= AIM OF THE TASK =
Each line containing the word "Südkorea" should be found and copied.

— START —

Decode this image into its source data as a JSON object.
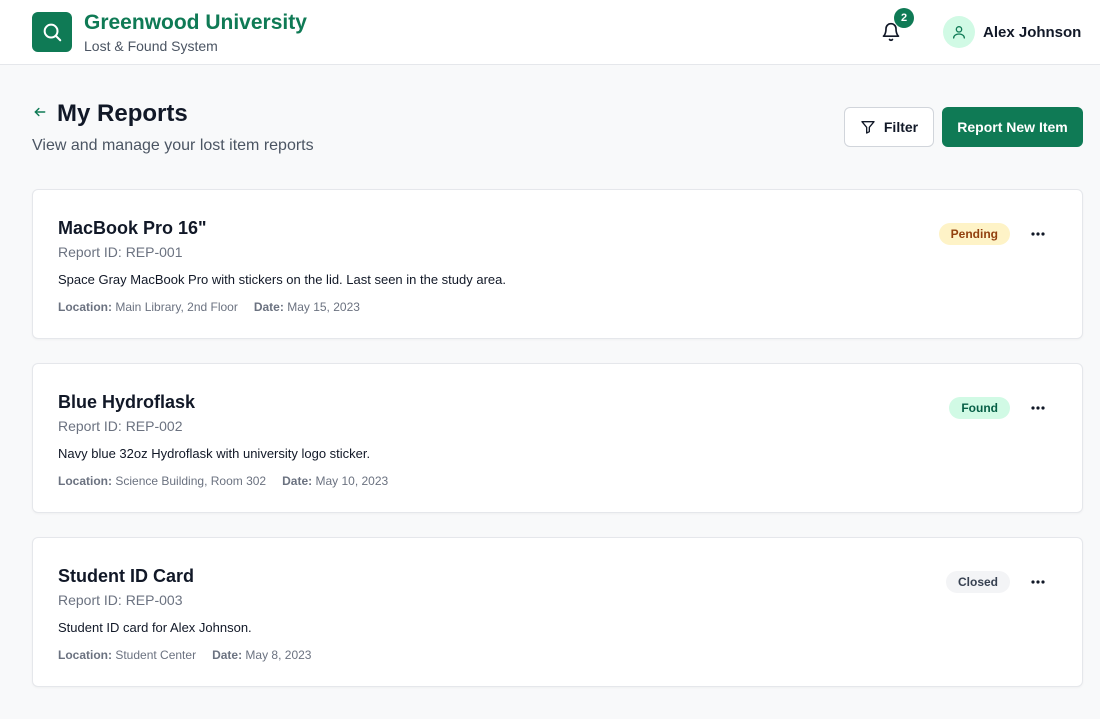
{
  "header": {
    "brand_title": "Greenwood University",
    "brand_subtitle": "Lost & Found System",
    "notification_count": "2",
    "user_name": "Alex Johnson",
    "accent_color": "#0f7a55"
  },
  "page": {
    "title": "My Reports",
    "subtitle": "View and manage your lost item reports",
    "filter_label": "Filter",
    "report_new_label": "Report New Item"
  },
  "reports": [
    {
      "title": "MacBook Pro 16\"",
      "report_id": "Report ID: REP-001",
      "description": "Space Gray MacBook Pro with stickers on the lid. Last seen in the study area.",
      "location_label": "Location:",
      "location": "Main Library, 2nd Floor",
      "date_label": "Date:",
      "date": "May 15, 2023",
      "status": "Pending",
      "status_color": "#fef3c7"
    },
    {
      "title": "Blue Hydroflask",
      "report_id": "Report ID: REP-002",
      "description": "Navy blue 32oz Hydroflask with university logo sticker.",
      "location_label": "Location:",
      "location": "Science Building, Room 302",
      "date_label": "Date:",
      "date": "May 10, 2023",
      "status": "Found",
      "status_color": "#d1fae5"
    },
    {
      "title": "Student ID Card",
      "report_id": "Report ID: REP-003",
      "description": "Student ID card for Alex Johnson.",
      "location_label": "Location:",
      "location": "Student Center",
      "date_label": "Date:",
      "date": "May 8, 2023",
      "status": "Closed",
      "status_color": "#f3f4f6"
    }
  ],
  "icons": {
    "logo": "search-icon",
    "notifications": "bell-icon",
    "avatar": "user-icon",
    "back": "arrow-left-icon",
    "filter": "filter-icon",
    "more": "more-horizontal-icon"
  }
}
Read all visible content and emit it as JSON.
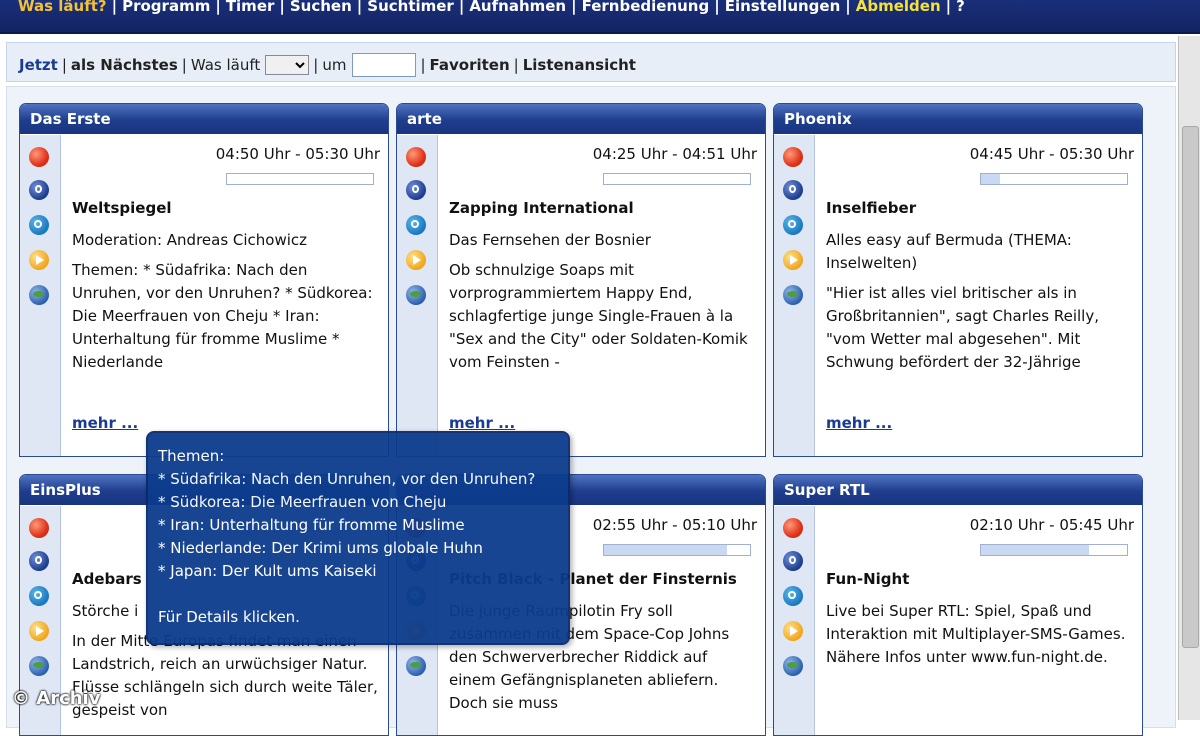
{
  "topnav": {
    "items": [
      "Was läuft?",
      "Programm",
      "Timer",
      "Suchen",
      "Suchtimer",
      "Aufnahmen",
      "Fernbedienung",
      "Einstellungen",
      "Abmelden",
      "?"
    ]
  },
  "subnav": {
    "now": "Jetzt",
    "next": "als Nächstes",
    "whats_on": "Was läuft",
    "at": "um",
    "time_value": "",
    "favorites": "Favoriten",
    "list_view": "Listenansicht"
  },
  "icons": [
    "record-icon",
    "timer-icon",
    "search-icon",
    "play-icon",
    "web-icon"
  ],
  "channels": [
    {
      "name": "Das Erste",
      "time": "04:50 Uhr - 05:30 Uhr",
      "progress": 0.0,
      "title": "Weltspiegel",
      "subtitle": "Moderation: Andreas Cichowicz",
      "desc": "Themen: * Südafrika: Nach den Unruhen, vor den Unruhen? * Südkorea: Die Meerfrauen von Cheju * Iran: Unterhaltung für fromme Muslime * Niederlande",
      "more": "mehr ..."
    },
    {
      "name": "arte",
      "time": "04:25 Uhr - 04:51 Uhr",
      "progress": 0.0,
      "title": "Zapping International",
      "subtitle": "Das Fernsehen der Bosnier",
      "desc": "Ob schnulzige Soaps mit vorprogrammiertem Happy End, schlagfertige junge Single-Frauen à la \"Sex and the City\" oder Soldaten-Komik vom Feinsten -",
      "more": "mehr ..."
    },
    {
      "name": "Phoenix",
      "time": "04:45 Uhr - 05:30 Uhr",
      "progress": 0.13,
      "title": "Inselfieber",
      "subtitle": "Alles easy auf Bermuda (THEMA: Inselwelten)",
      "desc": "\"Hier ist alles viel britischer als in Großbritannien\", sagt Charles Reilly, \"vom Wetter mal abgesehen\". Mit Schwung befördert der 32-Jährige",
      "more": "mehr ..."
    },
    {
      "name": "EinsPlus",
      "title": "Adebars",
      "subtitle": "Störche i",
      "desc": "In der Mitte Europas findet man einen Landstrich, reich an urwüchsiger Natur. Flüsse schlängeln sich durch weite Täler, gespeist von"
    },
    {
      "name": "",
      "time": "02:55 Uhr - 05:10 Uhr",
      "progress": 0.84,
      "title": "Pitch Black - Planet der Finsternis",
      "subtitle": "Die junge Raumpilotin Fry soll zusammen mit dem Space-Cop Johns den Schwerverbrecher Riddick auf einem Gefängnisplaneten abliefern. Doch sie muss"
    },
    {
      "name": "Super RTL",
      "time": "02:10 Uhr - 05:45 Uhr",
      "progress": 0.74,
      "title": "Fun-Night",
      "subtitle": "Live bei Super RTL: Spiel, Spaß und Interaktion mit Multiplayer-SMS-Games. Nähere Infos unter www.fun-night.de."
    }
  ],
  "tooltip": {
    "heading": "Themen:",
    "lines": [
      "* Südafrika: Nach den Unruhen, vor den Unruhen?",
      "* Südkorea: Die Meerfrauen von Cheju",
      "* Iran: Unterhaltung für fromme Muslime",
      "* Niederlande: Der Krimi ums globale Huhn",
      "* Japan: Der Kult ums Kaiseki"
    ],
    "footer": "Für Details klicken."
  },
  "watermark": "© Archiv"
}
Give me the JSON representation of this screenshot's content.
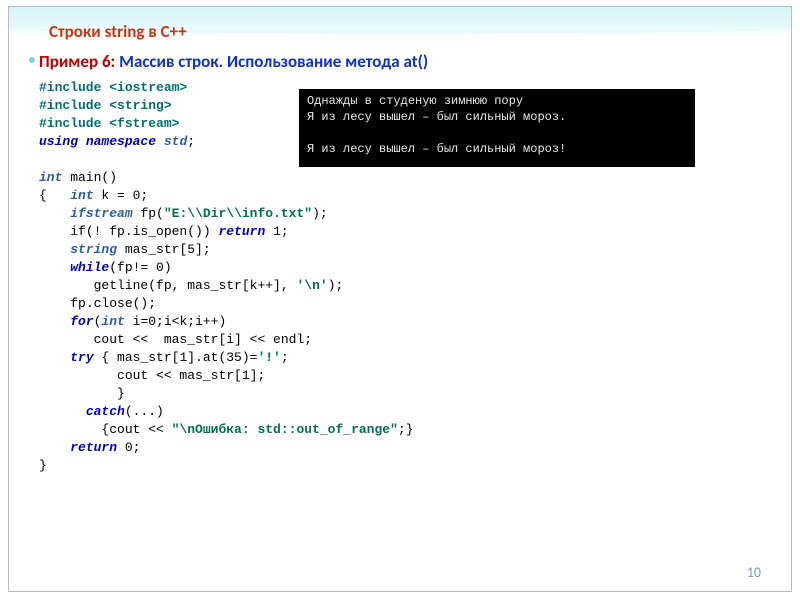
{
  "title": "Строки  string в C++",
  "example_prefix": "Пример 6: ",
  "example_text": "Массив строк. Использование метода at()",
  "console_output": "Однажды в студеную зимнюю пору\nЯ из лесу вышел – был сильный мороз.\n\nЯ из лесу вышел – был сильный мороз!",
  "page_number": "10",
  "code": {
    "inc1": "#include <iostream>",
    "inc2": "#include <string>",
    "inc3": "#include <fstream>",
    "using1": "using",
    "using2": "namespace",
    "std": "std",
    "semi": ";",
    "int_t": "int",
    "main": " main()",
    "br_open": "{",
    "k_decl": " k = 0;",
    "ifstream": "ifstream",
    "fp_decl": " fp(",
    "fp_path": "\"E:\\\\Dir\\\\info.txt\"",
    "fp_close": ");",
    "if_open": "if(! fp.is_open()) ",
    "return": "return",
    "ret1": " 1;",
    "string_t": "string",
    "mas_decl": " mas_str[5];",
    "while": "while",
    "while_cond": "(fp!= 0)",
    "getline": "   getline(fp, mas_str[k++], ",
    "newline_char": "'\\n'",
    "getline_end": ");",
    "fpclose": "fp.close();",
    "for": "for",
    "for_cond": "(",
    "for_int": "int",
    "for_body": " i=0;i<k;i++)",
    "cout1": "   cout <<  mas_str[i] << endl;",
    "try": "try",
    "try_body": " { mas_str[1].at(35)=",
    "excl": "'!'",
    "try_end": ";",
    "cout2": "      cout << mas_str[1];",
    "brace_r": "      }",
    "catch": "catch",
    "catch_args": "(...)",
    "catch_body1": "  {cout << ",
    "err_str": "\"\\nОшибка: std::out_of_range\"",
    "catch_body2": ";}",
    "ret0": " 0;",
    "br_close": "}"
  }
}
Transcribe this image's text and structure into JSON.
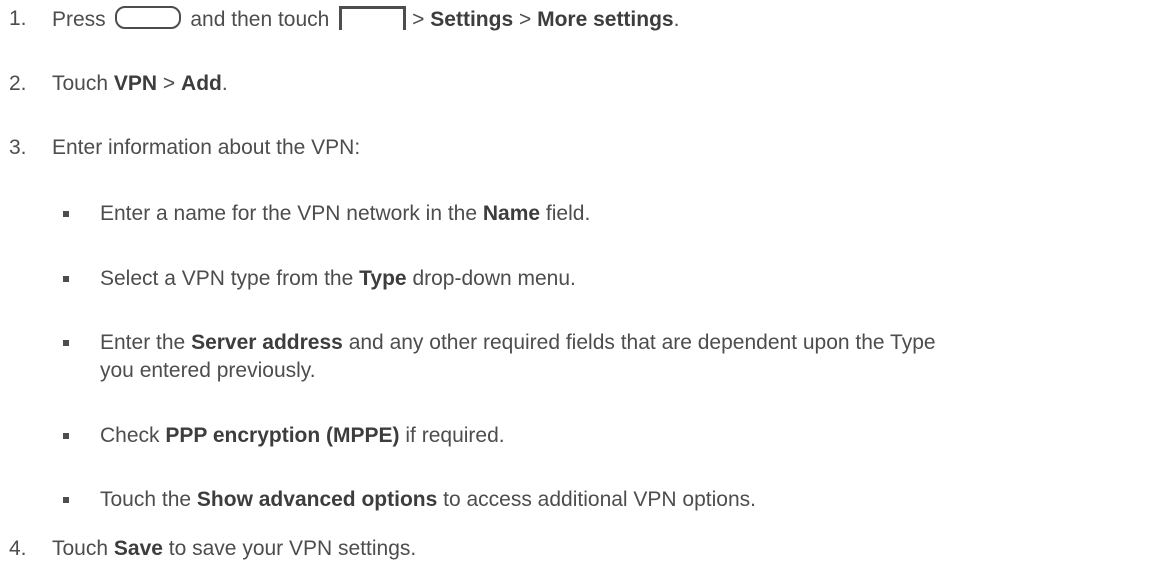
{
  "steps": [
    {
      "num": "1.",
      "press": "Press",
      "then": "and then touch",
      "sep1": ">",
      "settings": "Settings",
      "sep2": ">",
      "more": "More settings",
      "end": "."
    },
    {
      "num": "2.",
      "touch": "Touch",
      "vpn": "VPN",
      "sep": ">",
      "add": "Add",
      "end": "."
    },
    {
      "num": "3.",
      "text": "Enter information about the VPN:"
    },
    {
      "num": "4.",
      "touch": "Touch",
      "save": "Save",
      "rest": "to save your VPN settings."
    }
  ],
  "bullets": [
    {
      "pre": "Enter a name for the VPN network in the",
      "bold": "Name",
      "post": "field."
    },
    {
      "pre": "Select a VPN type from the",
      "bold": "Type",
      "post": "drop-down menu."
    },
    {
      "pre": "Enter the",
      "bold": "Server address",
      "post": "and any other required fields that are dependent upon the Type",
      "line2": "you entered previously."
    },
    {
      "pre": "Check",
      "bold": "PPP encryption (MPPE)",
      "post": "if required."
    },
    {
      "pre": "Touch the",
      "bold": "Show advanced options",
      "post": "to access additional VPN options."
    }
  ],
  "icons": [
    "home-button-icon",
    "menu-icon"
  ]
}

— END —

= RESULT OF THIS TASK =
      "desc": "Themen: * Südafrika: Nach den Unruhen, vor den Unruhen? * Südkorea: Die Meerfrauen von Cheju * Iran: Unterhaltung für fromme Muslime * Niederlande",
      "* Südkorea: Die Meerfrauen von Cheju",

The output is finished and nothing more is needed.